'''

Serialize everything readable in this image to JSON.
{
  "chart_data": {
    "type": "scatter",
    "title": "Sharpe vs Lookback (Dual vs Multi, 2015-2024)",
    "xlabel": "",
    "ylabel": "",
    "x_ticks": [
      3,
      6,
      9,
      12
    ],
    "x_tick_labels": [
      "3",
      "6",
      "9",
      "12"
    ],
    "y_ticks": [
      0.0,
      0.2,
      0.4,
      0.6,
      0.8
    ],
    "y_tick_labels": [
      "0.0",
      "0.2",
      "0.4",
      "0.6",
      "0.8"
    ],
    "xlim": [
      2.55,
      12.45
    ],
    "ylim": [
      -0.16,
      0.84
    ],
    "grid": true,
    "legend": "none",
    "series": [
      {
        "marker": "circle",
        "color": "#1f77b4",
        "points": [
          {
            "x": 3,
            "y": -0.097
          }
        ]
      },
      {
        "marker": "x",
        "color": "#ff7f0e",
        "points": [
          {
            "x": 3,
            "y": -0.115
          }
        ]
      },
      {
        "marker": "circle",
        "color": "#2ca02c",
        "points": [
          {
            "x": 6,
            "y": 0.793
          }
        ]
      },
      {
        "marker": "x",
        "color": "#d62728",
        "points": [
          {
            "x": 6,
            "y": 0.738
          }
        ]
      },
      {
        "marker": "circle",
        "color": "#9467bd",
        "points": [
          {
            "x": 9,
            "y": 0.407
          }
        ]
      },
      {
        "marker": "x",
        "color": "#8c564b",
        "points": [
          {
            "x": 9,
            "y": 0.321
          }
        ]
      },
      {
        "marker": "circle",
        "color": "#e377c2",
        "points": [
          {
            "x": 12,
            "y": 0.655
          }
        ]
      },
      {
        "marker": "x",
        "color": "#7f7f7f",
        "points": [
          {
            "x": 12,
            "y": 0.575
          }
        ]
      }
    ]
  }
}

'''

THE TASK: Every line of the records above needs to be given again exactly.

PROBLEM SOLUTION:
Serialize everything readable in this image to JSON.
{
  "chart_data": {
    "type": "scatter",
    "title": "Sharpe vs Lookback (Dual vs Multi, 2015-2024)",
    "xlabel": "",
    "ylabel": "",
    "x_ticks": [
      3,
      6,
      9,
      12
    ],
    "x_tick_labels": [
      "3",
      "6",
      "9",
      "12"
    ],
    "y_ticks": [
      0.0,
      0.2,
      0.4,
      0.6,
      0.8
    ],
    "y_tick_labels": [
      "0.0",
      "0.2",
      "0.4",
      "0.6",
      "0.8"
    ],
    "xlim": [
      2.55,
      12.45
    ],
    "ylim": [
      -0.16,
      0.84
    ],
    "grid": true,
    "legend": "none",
    "series": [
      {
        "marker": "circle",
        "color": "#1f77b4",
        "points": [
          {
            "x": 3,
            "y": -0.097
          }
        ]
      },
      {
        "marker": "x",
        "color": "#ff7f0e",
        "points": [
          {
            "x": 3,
            "y": -0.115
          }
        ]
      },
      {
        "marker": "circle",
        "color": "#2ca02c",
        "points": [
          {
            "x": 6,
            "y": 0.793
          }
        ]
      },
      {
        "marker": "x",
        "color": "#d62728",
        "points": [
          {
            "x": 6,
            "y": 0.738
          }
        ]
      },
      {
        "marker": "circle",
        "color": "#9467bd",
        "points": [
          {
            "x": 9,
            "y": 0.407
          }
        ]
      },
      {
        "marker": "x",
        "color": "#8c564b",
        "points": [
          {
            "x": 9,
            "y": 0.321
          }
        ]
      },
      {
        "marker": "circle",
        "color": "#e377c2",
        "points": [
          {
            "x": 12,
            "y": 0.655
          }
        ]
      },
      {
        "marker": "x",
        "color": "#7f7f7f",
        "points": [
          {
            "x": 12,
            "y": 0.575
          }
        ]
      }
    ]
  }
}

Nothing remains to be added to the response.